*Documento:*

^^^^^^^^^^^^^^^^

Es decir, era una fiesta de preparación emocional, de alegría, de ingenuidad y sinceridad.
En las partes más lejanas del mundo cristiano occidental, las fiestas en torno de la Pascua de Resurrección mantuvieron mucho de los antiguos rituales de la Primavera, que la Iglesia Católica toleraba con amable condescendencia.
Sobre todo en el mundo céltico, en las Galias, en el Noroeste de España y en las islas británicas, los rituales pre cristianos se agregaron como ingenuos y dichosos adornos al gran rito cristiano. La gente del pueblo, sobre todo los jóvenes, salían a los prados y a las plazas a bailar en rondas muy rítmicas que giraban veloces, todos vestidos con sus mejores galas, y todos se hacían regalos entre sí, al parecer simbolizando el pago de un rescate o de una redención.
De fuentes antiquísimas salieron juegos tradicionales, como el que se celebraba en la abadía de Sheffield, en Gran Bretaña, donde el venerable abad, junto al obispo y los sacerdotes, se atrincheraban alegremente a un lado del gran salón de la abadía, mientras que al frente una multitud de niños, encabezados por los cantorcitos del coro, los atacaban muertos de la risa disparándoles huevos primorosamente pintados.

^^^^^^^^^^^^^^^^

*Tareas a realizar:*
A - Traduzca al inglés esta oración del texto sobre las fiestas de Pascua: «Es decir, era una fiesta de preparación emocional, de alegría, de ingenuidad y sinceridad.»
B - Continúe el texto sobre las fiestas de Pascua a partir de su última oración.

^^^^^^^^^^^^^^^^

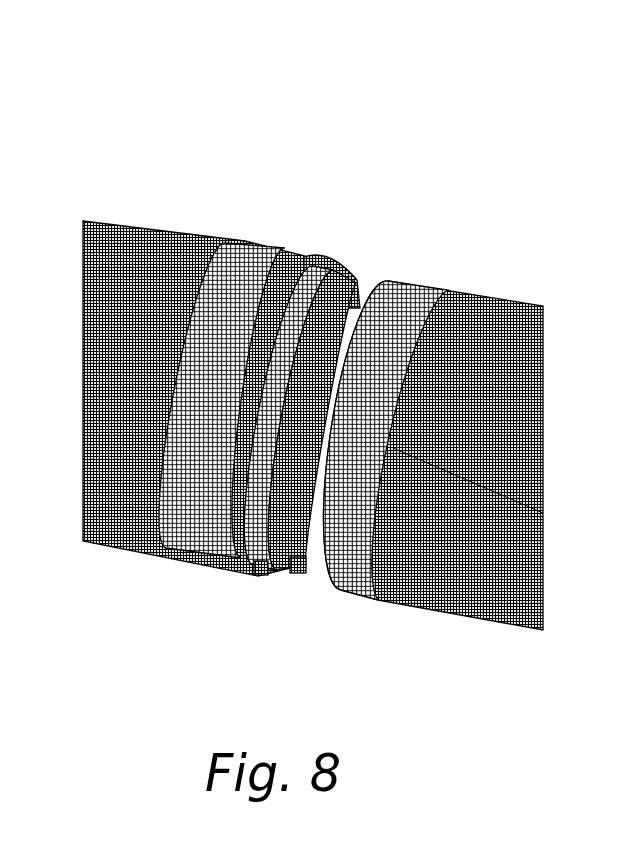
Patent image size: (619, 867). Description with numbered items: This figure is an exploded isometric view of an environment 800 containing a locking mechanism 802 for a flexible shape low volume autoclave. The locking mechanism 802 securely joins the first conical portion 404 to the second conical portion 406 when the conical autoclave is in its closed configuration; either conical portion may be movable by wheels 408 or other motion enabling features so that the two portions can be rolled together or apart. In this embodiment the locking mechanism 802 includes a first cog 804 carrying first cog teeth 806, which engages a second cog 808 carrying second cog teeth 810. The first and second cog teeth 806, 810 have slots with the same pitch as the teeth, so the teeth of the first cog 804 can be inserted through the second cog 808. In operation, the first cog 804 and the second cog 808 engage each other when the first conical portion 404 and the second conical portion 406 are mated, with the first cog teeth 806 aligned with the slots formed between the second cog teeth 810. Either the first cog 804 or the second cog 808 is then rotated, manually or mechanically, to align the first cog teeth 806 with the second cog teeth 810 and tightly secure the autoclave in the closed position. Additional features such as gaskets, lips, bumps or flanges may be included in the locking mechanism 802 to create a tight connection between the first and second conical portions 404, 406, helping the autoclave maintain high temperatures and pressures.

The environment 800 is at (310, 379).
The first conical portion 404 is at (185, 227).
The second conical portion 406 is at (488, 285).
The wheels 408 is at (202, 555).
The locking mechanism 802 is at (320, 392).
The first cog 804 is at (346, 265).
The first cog teeth 806 is at (287, 563).
The second cog 808 is at (300, 254).
The second cog teeth 810 is at (253, 553).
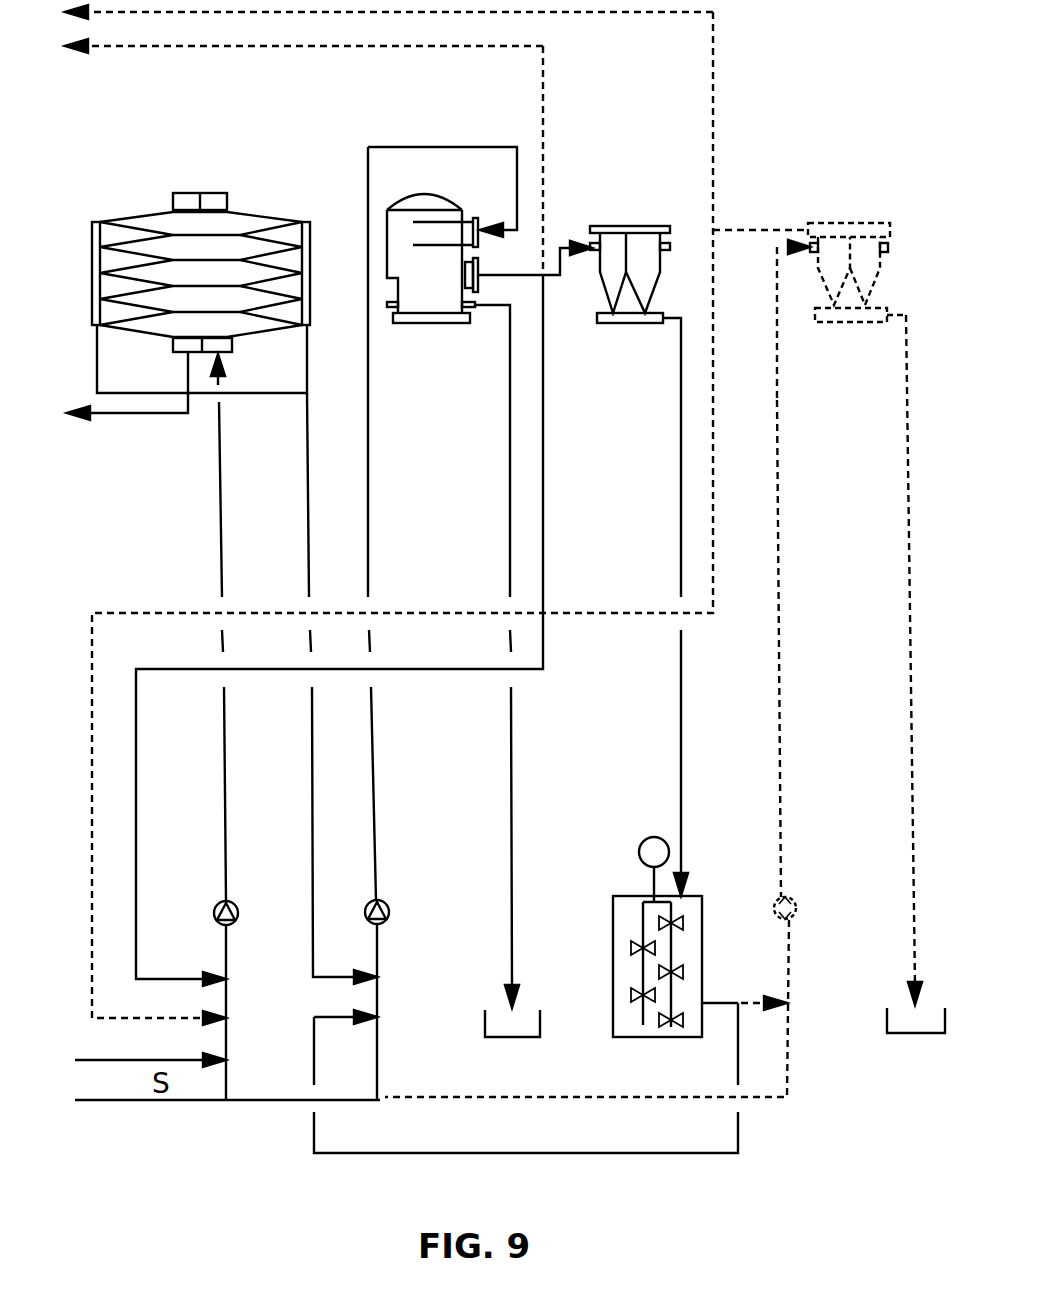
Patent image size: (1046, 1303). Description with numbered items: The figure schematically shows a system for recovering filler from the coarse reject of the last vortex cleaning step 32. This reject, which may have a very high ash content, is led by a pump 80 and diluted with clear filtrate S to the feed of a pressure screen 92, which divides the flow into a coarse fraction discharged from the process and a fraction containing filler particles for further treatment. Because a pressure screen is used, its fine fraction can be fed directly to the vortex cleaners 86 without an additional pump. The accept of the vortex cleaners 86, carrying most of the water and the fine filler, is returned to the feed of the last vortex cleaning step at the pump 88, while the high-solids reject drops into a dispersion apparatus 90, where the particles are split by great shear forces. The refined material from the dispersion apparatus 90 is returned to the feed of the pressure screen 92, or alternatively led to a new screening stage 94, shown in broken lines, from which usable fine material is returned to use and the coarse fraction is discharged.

The last vortex cleaning step 32 is at (182, 228).
The pump 80 is at (390, 917).
The vortex cleaners 86 is at (633, 250).
The pump 88 is at (213, 907).
The dispersion apparatus 90 is at (639, 852).
The pressure screen 92 is at (436, 288).
The new screening stage 94 is at (838, 257).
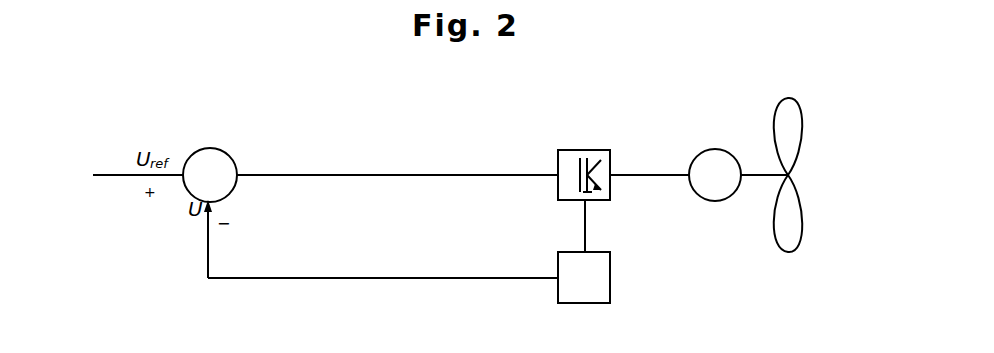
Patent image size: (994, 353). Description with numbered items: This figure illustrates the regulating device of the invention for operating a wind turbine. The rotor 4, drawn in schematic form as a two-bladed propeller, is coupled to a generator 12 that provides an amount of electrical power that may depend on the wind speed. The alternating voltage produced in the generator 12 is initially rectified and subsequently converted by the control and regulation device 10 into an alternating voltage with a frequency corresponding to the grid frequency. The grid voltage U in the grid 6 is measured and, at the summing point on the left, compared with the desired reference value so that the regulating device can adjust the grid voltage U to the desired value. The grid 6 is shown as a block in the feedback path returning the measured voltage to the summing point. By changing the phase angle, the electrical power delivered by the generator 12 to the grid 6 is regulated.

The rotor 4 is at (793, 254).
The grid 6 is at (590, 290).
The control and regulation device 10 is at (584, 161).
The generator 12 is at (703, 150).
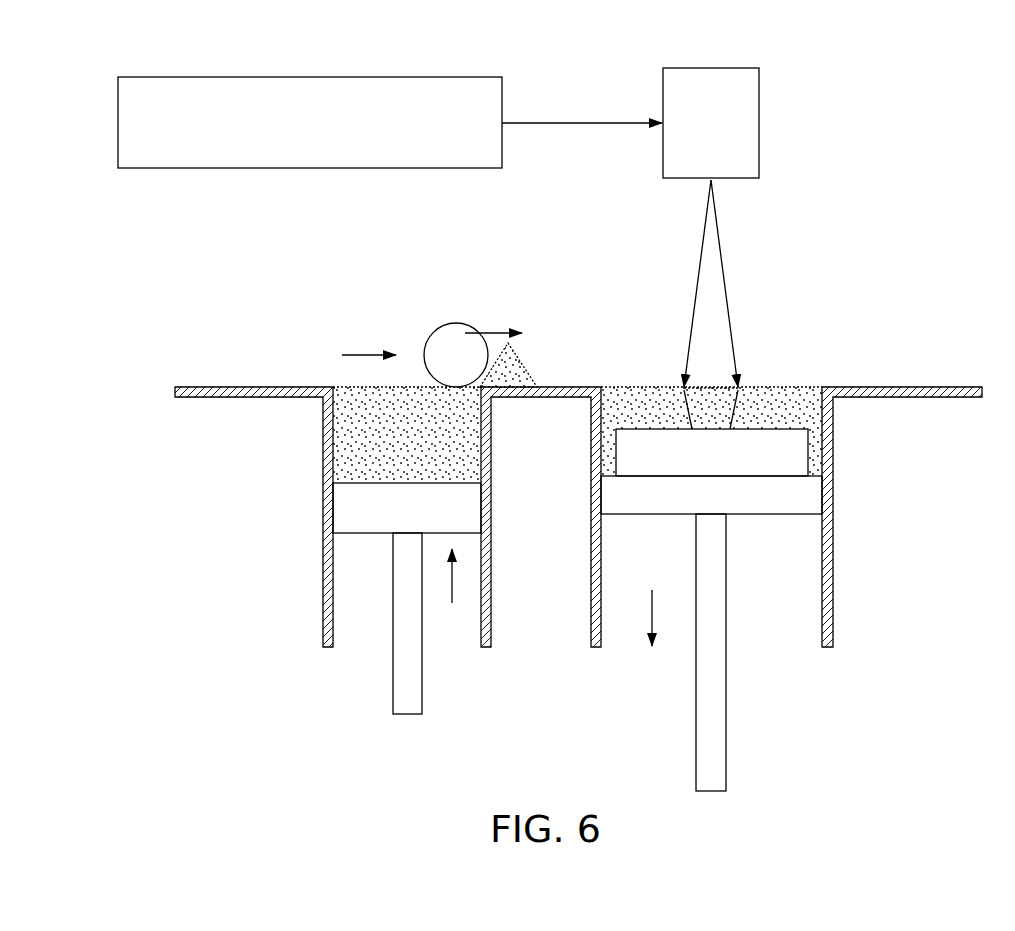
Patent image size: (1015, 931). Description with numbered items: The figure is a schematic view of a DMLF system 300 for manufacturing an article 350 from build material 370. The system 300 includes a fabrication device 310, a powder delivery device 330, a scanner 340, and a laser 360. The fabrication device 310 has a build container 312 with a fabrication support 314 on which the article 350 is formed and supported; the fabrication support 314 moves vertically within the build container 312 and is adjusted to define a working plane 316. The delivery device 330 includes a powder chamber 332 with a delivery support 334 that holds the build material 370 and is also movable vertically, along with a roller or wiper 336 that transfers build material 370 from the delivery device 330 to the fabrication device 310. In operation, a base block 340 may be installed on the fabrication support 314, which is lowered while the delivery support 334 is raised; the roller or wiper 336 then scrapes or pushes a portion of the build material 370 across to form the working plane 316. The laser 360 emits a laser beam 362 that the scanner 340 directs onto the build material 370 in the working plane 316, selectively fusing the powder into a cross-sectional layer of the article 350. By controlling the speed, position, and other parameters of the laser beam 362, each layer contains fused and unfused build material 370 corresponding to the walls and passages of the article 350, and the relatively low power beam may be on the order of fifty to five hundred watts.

The DMLF system 300 is at (551, 397).
The fabrication device 310 is at (792, 562).
The build container 312 is at (831, 413).
The fabrication support 314 is at (775, 515).
The working plane 316 is at (803, 393).
The powder delivery device 330 is at (362, 491).
The powder chamber 332 is at (323, 447).
The delivery support 334 is at (343, 504).
The roller or wiper 336 is at (456, 322).
The scanner 340 is at (712, 68).
The article 350 is at (666, 347).
The laser 360 is at (318, 77).
The laser beam 362 is at (586, 121).
The build material 370 is at (343, 426).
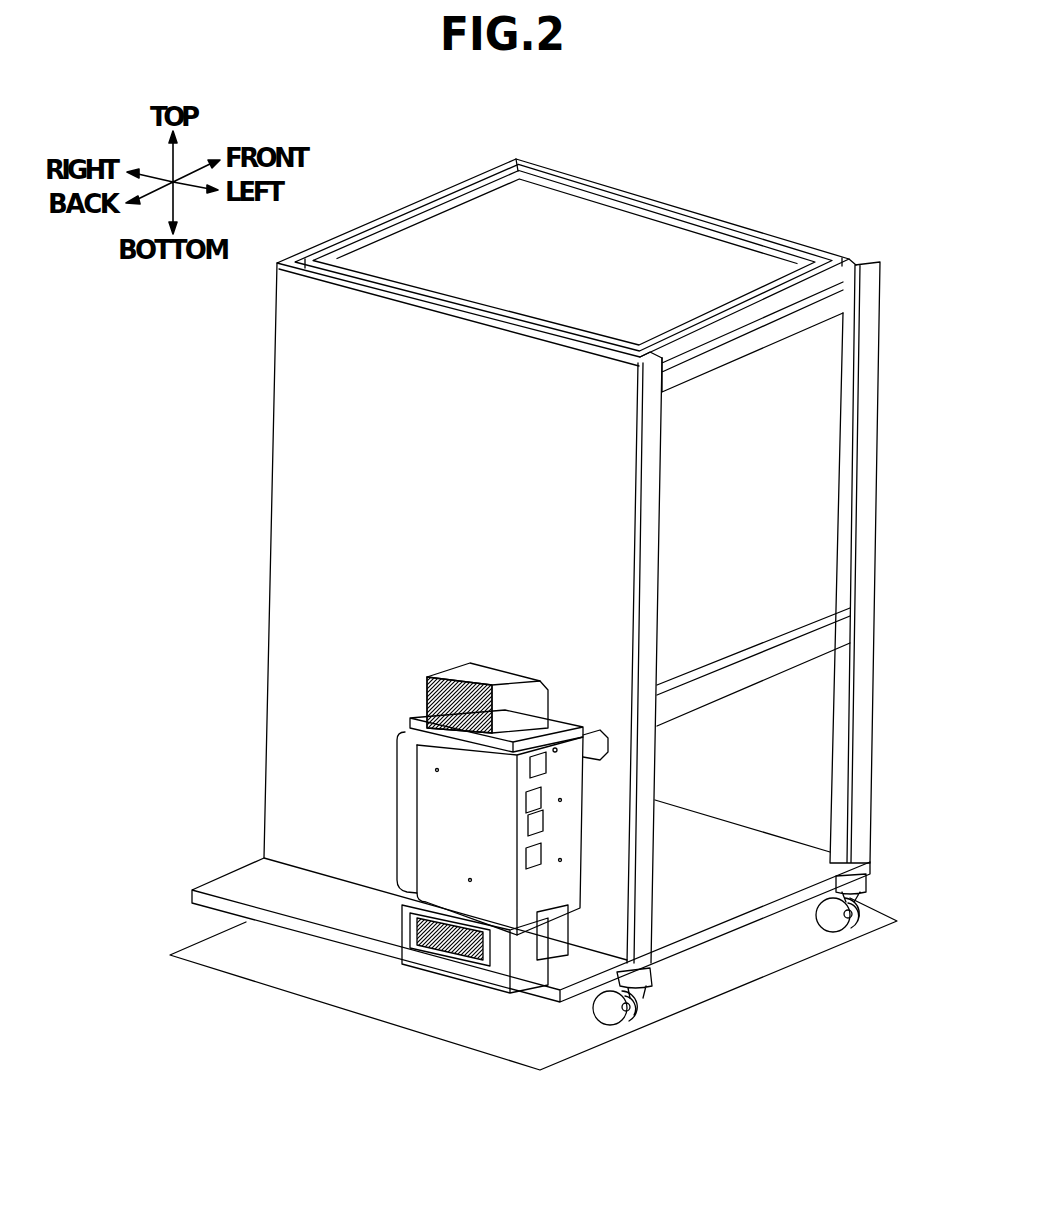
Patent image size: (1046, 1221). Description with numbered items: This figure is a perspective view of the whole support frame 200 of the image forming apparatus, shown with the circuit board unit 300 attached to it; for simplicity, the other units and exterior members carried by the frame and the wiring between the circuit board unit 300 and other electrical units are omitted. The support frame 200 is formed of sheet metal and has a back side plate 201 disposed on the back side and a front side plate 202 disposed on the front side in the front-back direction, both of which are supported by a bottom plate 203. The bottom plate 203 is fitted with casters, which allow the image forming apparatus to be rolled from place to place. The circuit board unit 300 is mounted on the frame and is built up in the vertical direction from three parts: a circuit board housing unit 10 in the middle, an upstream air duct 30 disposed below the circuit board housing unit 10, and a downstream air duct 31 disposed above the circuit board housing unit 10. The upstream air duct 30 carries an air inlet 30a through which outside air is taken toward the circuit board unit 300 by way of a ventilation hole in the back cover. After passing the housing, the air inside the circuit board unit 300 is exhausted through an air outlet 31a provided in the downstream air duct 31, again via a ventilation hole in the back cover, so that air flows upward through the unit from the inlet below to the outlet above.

The support frame 200 is at (768, 224).
The back side plate 201 is at (312, 503).
The front side plate 202 is at (878, 547).
The bottom plate 203 is at (740, 900).
The circuit board unit 300 is at (474, 849).
The downstream air duct 31 is at (438, 665).
The air outlet 31a is at (440, 702).
The circuit board housing unit 10 is at (398, 798).
The upstream air duct 30 is at (446, 1003).
The air inlet 30a is at (412, 938).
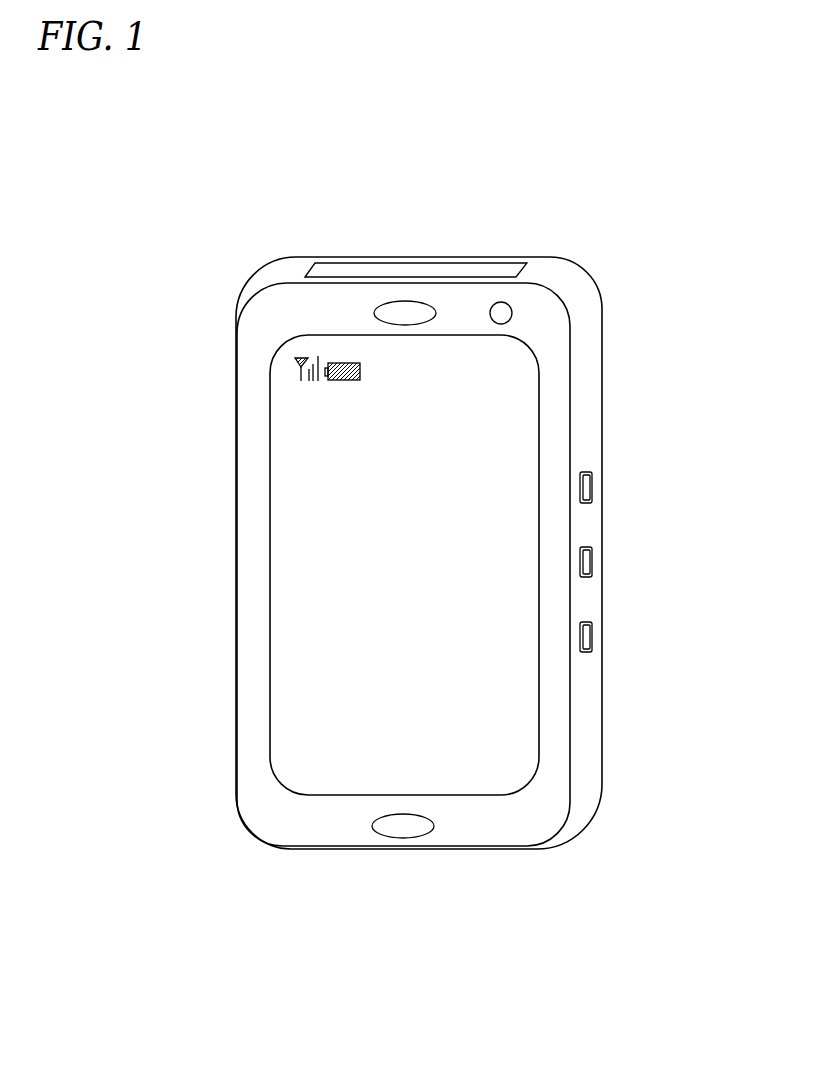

^^^^^^^^^^^^^^^^

*Respuestas a las tareas:*
A - In other words, it was a festival of emotional preparation, of joy, of innocence and sincerity.

B -
De estas raíces paganas pero dichosas e inocentes, provienen las tradiciones que en el consumismo de nuestros días han llegado a desplazar el profundo sentido místico de la Pascua de Resurrección. Sobre todo en lo referente a los huevos de colores y el asunto de ese famoso Conejo, que en realidad no era un conejo sino la célebre Liebre de Marzo, que aparece en Alicia en el País de las Maravillas, y que es un símbolo misterioso de los arcaicos ritos de la fecundidad, de los que mejor no hablaremos en esta ocasión, porque eran demasiado orgiásticos y muy, pero muy poco cristianos.
Baste recordar que en la primavera los pajaritos hacen sus nidos, se aparean y ponen sus huevitos, y que, de los mamíferos, las liebres se cuentan entre las que más entusiasmo tienen para reproducirse... y, claro, hacerlo haciendo aquello que usted sabe.
Como en el poema del monje irlandés, el huevo era el símbolo de la primavera y también el símbolo solar, y por ello se le engalanaba con primorosas pinturas y dibujos. Y cuando se regalaban esos huevos decorados, equivalía a un acto bellamente poético en que los seres humanos se regalaban el sol y la primavera unos a otros.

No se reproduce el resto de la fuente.